## Extracted entries
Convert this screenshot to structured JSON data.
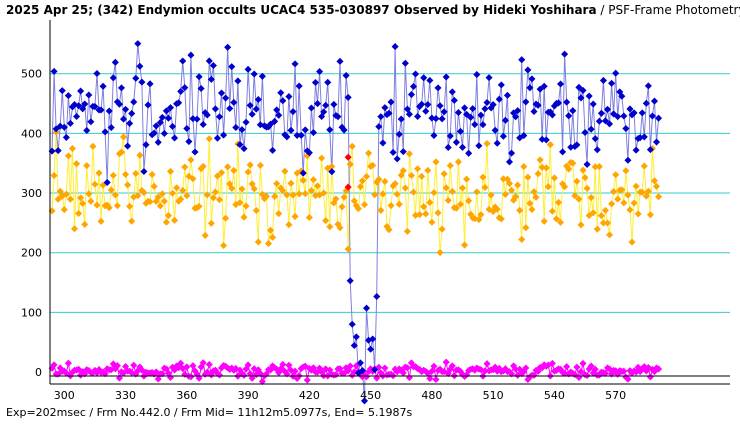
{
  "chart_data": {
    "type": "line",
    "title": "2025 Apr 25; (342) Endymion occults UCAC4 535-030897 Observed by Hideki Yoshihara",
    "subtitle": " / PSF-Frame Photometry /",
    "footer": "Exp=202msec / Frm No.442.0 / Frm Mid= 11h12m5.0977s,  End= 5.1987s",
    "x_ticks": [
      "300",
      "330",
      "360",
      "390",
      "420",
      "450",
      "480",
      "510",
      "540",
      "570"
    ],
    "y_ticks": [
      "0",
      "100",
      "200",
      "300",
      "400",
      "500"
    ],
    "xlim": [
      293,
      625
    ],
    "ylim": [
      -20,
      590
    ],
    "grid": "horizontal",
    "event": {
      "start_frame": 440,
      "end_frame": 453,
      "target_level": 30,
      "star_level": 20
    },
    "colors": {
      "target_combined": "#0000cc",
      "target_line": "#7f7fe0",
      "comparison": "#ffa500",
      "comparison_line": "#ffee33",
      "background": "#ff00ff",
      "highlight": "#ff0000",
      "grid": "#33cccc"
    },
    "series": [
      {
        "name": "",
        "color": "#0000cc",
        "level_mean": 440,
        "level_sd": 45
      },
      {
        "name": "",
        "color": "#ffa500",
        "level_mean": 298,
        "level_sd": 38
      },
      {
        "name": "",
        "color": "#ff00ff",
        "level_mean": 2,
        "level_sd": 6
      }
    ]
  }
}
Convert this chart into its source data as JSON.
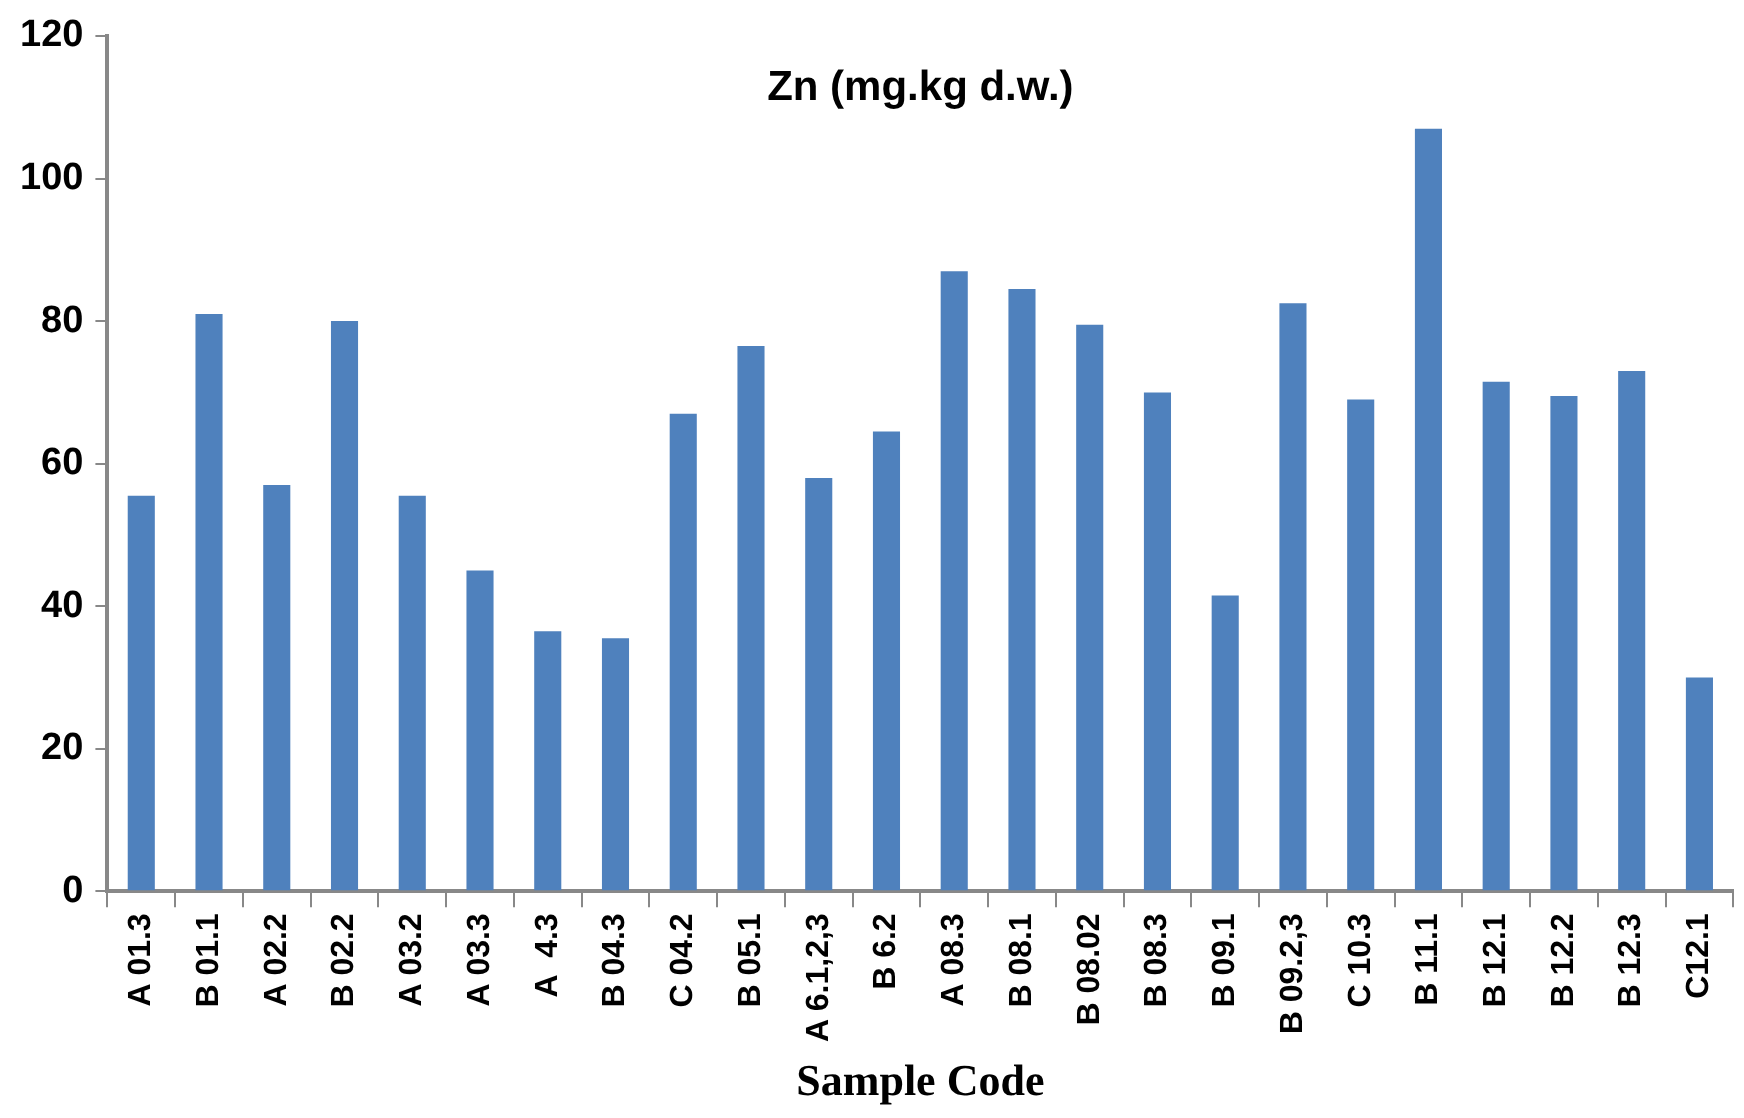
{
  "chart_data": {
    "type": "bar",
    "title": "Zn (mg.kg d.w.)",
    "xlabel": "Sample Code",
    "categories": [
      "A 01.3",
      "B 01.1",
      "A 02.2",
      "B 02.2",
      "A 03.2",
      "A 03.3",
      "A  4.3",
      "B 04.3",
      "C 04.2",
      "B 05.1",
      "A 6.1,2,3",
      "B 6.2",
      "A 08.3",
      "B 08.1",
      "B 08.02",
      "B 08.3",
      "B 09.1",
      "B 09.2,3",
      "C 10.3",
      "B 11.1",
      "B 12.1",
      "B 12.2",
      "B 12.3",
      "C12.1"
    ],
    "values": [
      55.5,
      81,
      57,
      80,
      55.5,
      45,
      36.5,
      35.5,
      67,
      76.5,
      58,
      64.5,
      87,
      84.5,
      79.5,
      70,
      41.5,
      82.5,
      69,
      107,
      71.5,
      69.5,
      73,
      30
    ],
    "color": "#4f81bd",
    "ylim": [
      0,
      120
    ],
    "yticks": [
      0,
      20,
      40,
      60,
      80,
      100,
      120
    ],
    "grid": false,
    "legend": false
  }
}
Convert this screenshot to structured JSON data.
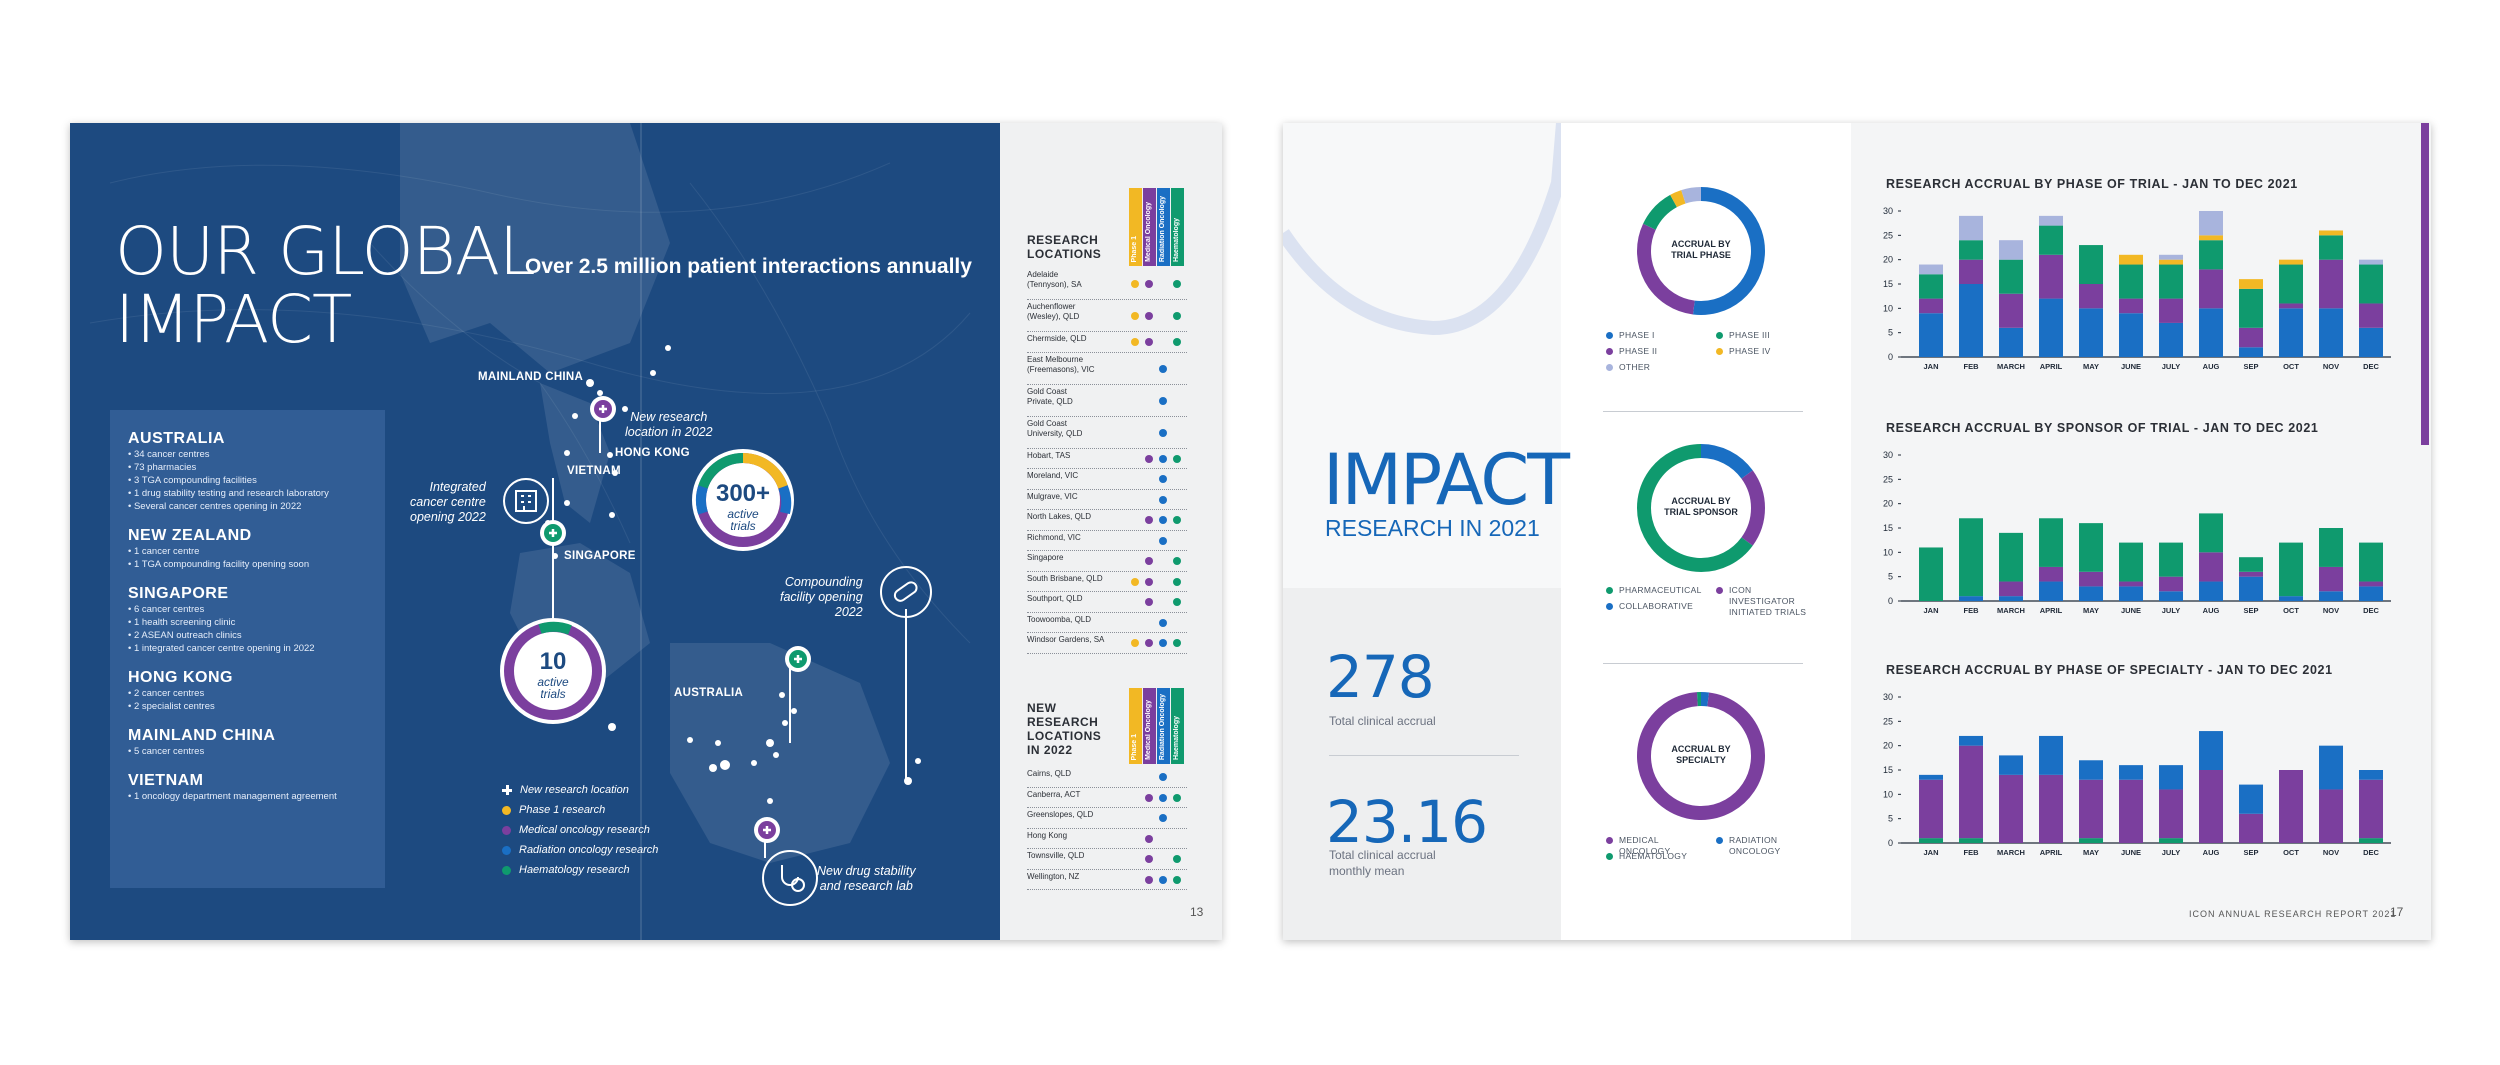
{
  "left_page": {
    "title": "OUR GLOBAL\nIMPACT",
    "subtitle": "Over 2.5 million patient interactions annually",
    "regions": [
      {
        "name": "AUSTRALIA",
        "lines": [
          "• 34 cancer centres",
          "• 73 pharmacies",
          "• 3 TGA compounding facilities",
          "• 1 drug stability testing and research laboratory",
          "• Several cancer centres opening in 2022"
        ]
      },
      {
        "name": "NEW ZEALAND",
        "lines": [
          "• 1 cancer centre",
          "• 1 TGA compounding facility opening soon"
        ]
      },
      {
        "name": "SINGAPORE",
        "lines": [
          "• 6 cancer centres",
          "• 1 health screening clinic",
          "• 2 ASEAN outreach clinics",
          "• 1 integrated cancer centre opening in 2022"
        ]
      },
      {
        "name": "HONG KONG",
        "lines": [
          "• 2 cancer centres",
          "• 2 specialist centres"
        ]
      },
      {
        "name": "MAINLAND CHINA",
        "lines": [
          "• 5 cancer centres"
        ]
      },
      {
        "name": "VIETNAM",
        "lines": [
          "• 1 oncology department management agreement"
        ]
      }
    ],
    "map_labels": {
      "mainland_china": "MAINLAND CHINA",
      "vietnam": "VIETNAM",
      "hong_kong": "HONG KONG",
      "singapore": "SINGAPORE",
      "australia": "AUSTRALIA",
      "new_research_location": "New research\nlocation in 2022",
      "integrated_centre": "Integrated\ncancer centre\nopening 2022",
      "compounding": "Compounding\nfacility opening\n2022",
      "drug_stability": "New drug stability\nand research lab"
    },
    "badges": {
      "big_number": "300+",
      "big_text": "active\ntrials",
      "small_number": "10",
      "small_text": "active\ntrials"
    },
    "legend": [
      {
        "label": "New research location",
        "color": "#ffffff"
      },
      {
        "label": "Phase 1 research",
        "color": "#f2b824"
      },
      {
        "label": "Medical oncology research",
        "color": "#7b3f9e"
      },
      {
        "label": "Radiation oncology research",
        "color": "#1a6fc4"
      },
      {
        "label": "Haematology research",
        "color": "#0f9a6e"
      }
    ],
    "research_locations": {
      "heading": "RESEARCH\nLOCATIONS",
      "columns": [
        "Phase 1",
        "Medical Oncology",
        "Radiation Oncology",
        "Haematology"
      ],
      "rows": [
        {
          "name": "Adelaide\n(Tennyson), SA",
          "dots": [
            1,
            1,
            0,
            1
          ]
        },
        {
          "name": "Auchenflower\n(Wesley), QLD",
          "dots": [
            1,
            1,
            0,
            1
          ]
        },
        {
          "name": "Chermside, QLD",
          "dots": [
            1,
            1,
            0,
            1
          ]
        },
        {
          "name": "East Melbourne\n(Freemasons), VIC",
          "dots": [
            0,
            0,
            1,
            0
          ]
        },
        {
          "name": "Gold Coast\nPrivate, QLD",
          "dots": [
            0,
            0,
            1,
            0
          ]
        },
        {
          "name": "Gold Coast\nUniversity, QLD",
          "dots": [
            0,
            0,
            1,
            0
          ]
        },
        {
          "name": "Hobart, TAS",
          "dots": [
            0,
            1,
            1,
            1
          ]
        },
        {
          "name": "Moreland, VIC",
          "dots": [
            0,
            0,
            1,
            0
          ]
        },
        {
          "name": "Mulgrave, VIC",
          "dots": [
            0,
            0,
            1,
            0
          ]
        },
        {
          "name": "North Lakes, QLD",
          "dots": [
            0,
            1,
            1,
            1
          ]
        },
        {
          "name": "Richmond, VIC",
          "dots": [
            0,
            0,
            1,
            0
          ]
        },
        {
          "name": "Singapore",
          "dots": [
            0,
            1,
            0,
            1
          ]
        },
        {
          "name": "South Brisbane, QLD",
          "dots": [
            1,
            1,
            0,
            1
          ]
        },
        {
          "name": "Southport, QLD",
          "dots": [
            0,
            1,
            0,
            1
          ]
        },
        {
          "name": "Toowoomba, QLD",
          "dots": [
            0,
            0,
            1,
            0
          ]
        },
        {
          "name": "Windsor Gardens, SA",
          "dots": [
            1,
            1,
            1,
            1
          ]
        }
      ]
    },
    "new_locations": {
      "heading": "NEW\nRESEARCH\nLOCATIONS\nIN 2022",
      "columns": [
        "Phase 1",
        "Medical Oncology",
        "Radiation Oncology",
        "Haematology"
      ],
      "rows": [
        {
          "name": "Cairns, QLD",
          "dots": [
            0,
            0,
            1,
            0
          ]
        },
        {
          "name": "Canberra, ACT",
          "dots": [
            0,
            1,
            1,
            1
          ]
        },
        {
          "name": "Greenslopes, QLD",
          "dots": [
            0,
            0,
            1,
            0
          ]
        },
        {
          "name": "Hong Kong",
          "dots": [
            0,
            1,
            0,
            0
          ]
        },
        {
          "name": "Townsville, QLD",
          "dots": [
            0,
            1,
            0,
            1
          ]
        },
        {
          "name": "Wellington, NZ",
          "dots": [
            0,
            1,
            1,
            1
          ]
        }
      ]
    },
    "page_number": "13"
  },
  "right_page": {
    "title": "IMPACT",
    "subtitle": "RESEARCH IN 2021",
    "stat1_value": "278",
    "stat1_label": "Total clinical accrual",
    "stat2_value": "23.16",
    "stat2_label": "Total clinical accrual\nmonthly mean",
    "footer": "ICON ANNUAL RESEARCH REPORT 2021",
    "page_number": "17",
    "donuts": [
      {
        "label": "ACCRUAL BY\nTRIAL PHASE",
        "slices": [
          {
            "name": "PHASE I",
            "value": 52,
            "color": "#1a6fc4"
          },
          {
            "name": "PHASE II",
            "value": 30,
            "color": "#7b3f9e"
          },
          {
            "name": "PHASE III",
            "value": 10,
            "color": "#0f9a6e"
          },
          {
            "name": "PHASE IV",
            "value": 3,
            "color": "#f2b824"
          },
          {
            "name": "OTHER",
            "value": 5,
            "color": "#a8b4dd"
          }
        ],
        "legend": [
          {
            "name": "PHASE I",
            "color": "#1a6fc4"
          },
          {
            "name": "PHASE III",
            "color": "#0f9a6e"
          },
          {
            "name": "PHASE II",
            "color": "#7b3f9e"
          },
          {
            "name": "PHASE IV",
            "color": "#f2b824"
          },
          {
            "name": "OTHER",
            "color": "#a8b4dd"
          }
        ]
      },
      {
        "label": "ACCRUAL BY\nTRIAL SPONSOR",
        "slices": [
          {
            "name": "COLLABORATIVE",
            "value": 15,
            "color": "#1a6fc4"
          },
          {
            "name": "ICON INVESTIGATOR INITIATED TRIALS",
            "value": 20,
            "color": "#7b3f9e"
          },
          {
            "name": "PHARMACEUTICAL",
            "value": 65,
            "color": "#0f9a6e"
          }
        ],
        "legend": [
          {
            "name": "PHARMACEUTICAL",
            "color": "#0f9a6e"
          },
          {
            "name": "ICON\nINVESTIGATOR\nINITIATED TRIALS",
            "color": "#7b3f9e"
          },
          {
            "name": "COLLABORATIVE",
            "color": "#1a6fc4"
          }
        ]
      },
      {
        "label": "ACCRUAL BY\nSPECIALTY",
        "slices": [
          {
            "name": "RADIATION ONCOLOGY",
            "value": 2,
            "color": "#1a6fc4"
          },
          {
            "name": "MEDICAL ONCOLOGY",
            "value": 97,
            "color": "#7b3f9e"
          },
          {
            "name": "HAEMATOLOGY",
            "value": 1,
            "color": "#0f9a6e"
          }
        ],
        "legend": [
          {
            "name": "MEDICAL\nONCOLOGY",
            "color": "#7b3f9e"
          },
          {
            "name": "RADIATION\nONCOLOGY",
            "color": "#1a6fc4"
          },
          {
            "name": "HAEMATOLOGY",
            "color": "#0f9a6e"
          }
        ]
      }
    ]
  },
  "chart_data": [
    {
      "type": "bar",
      "title": "RESEARCH ACCRUAL BY PHASE OF TRIAL - JAN TO DEC 2021",
      "categories": [
        "JAN",
        "FEB",
        "MARCH",
        "APRIL",
        "MAY",
        "JUNE",
        "JULY",
        "AUG",
        "SEP",
        "OCT",
        "NOV",
        "DEC"
      ],
      "stacked": true,
      "yticks": [
        0,
        5,
        10,
        15,
        20,
        25,
        30
      ],
      "ylim": [
        0,
        30
      ],
      "series": [
        {
          "name": "PHASE I",
          "color": "#1a6fc4",
          "values": [
            9,
            15,
            6,
            12,
            10,
            9,
            7,
            10,
            2,
            10,
            10,
            6
          ]
        },
        {
          "name": "PHASE II",
          "color": "#7b3f9e",
          "values": [
            3,
            5,
            7,
            9,
            5,
            3,
            5,
            8,
            4,
            1,
            10,
            5
          ]
        },
        {
          "name": "PHASE III",
          "color": "#0f9a6e",
          "values": [
            5,
            4,
            7,
            6,
            8,
            7,
            7,
            6,
            8,
            8,
            5,
            8
          ]
        },
        {
          "name": "PHASE IV",
          "color": "#f2b824",
          "values": [
            0,
            0,
            0,
            0,
            0,
            2,
            1,
            1,
            2,
            1,
            1,
            0
          ]
        },
        {
          "name": "OTHER",
          "color": "#a8b4dd",
          "values": [
            2,
            5,
            4,
            2,
            0,
            0,
            1,
            5,
            0,
            0,
            0,
            1
          ]
        }
      ]
    },
    {
      "type": "bar",
      "title": "RESEARCH ACCRUAL BY SPONSOR OF TRIAL - JAN TO DEC 2021",
      "categories": [
        "JAN",
        "FEB",
        "MARCH",
        "APRIL",
        "MAY",
        "JUNE",
        "JULY",
        "AUG",
        "SEP",
        "OCT",
        "NOV",
        "DEC"
      ],
      "stacked": true,
      "yticks": [
        0,
        5,
        10,
        15,
        20,
        25,
        30
      ],
      "ylim": [
        0,
        30
      ],
      "series": [
        {
          "name": "COLLABORATIVE",
          "color": "#1a6fc4",
          "values": [
            0,
            1,
            1,
            4,
            3,
            3,
            2,
            4,
            5,
            1,
            2,
            3
          ]
        },
        {
          "name": "ICON INVESTIGATOR INITIATED TRIALS",
          "color": "#7b3f9e",
          "values": [
            0,
            0,
            3,
            3,
            3,
            1,
            3,
            6,
            1,
            0,
            5,
            1
          ]
        },
        {
          "name": "PHARMACEUTICAL",
          "color": "#0f9a6e",
          "values": [
            11,
            16,
            10,
            10,
            10,
            8,
            7,
            8,
            3,
            11,
            8,
            8
          ]
        }
      ]
    },
    {
      "type": "bar",
      "title": "RESEARCH ACCRUAL BY PHASE OF SPECIALTY - JAN TO DEC 2021",
      "categories": [
        "JAN",
        "FEB",
        "MARCH",
        "APRIL",
        "MAY",
        "JUNE",
        "JULY",
        "AUG",
        "SEP",
        "OCT",
        "NOV",
        "DEC"
      ],
      "stacked": true,
      "yticks": [
        0,
        5,
        10,
        15,
        20,
        25,
        30
      ],
      "ylim": [
        0,
        30
      ],
      "series": [
        {
          "name": "HAEMATOLOGY",
          "color": "#0f9a6e",
          "values": [
            1,
            1,
            0,
            0,
            1,
            0,
            1,
            0,
            0,
            0,
            0,
            1
          ]
        },
        {
          "name": "MEDICAL ONCOLOGY",
          "color": "#7b3f9e",
          "values": [
            12,
            19,
            14,
            14,
            12,
            13,
            10,
            15,
            6,
            15,
            11,
            12
          ]
        },
        {
          "name": "RADIATION ONCOLOGY",
          "color": "#1a6fc4",
          "values": [
            1,
            2,
            4,
            8,
            4,
            3,
            5,
            8,
            6,
            0,
            9,
            2
          ]
        }
      ]
    }
  ]
}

## Aim of the exercise
Go through the material above and count the lines that include "stability". Give the number alone.

## Task response
2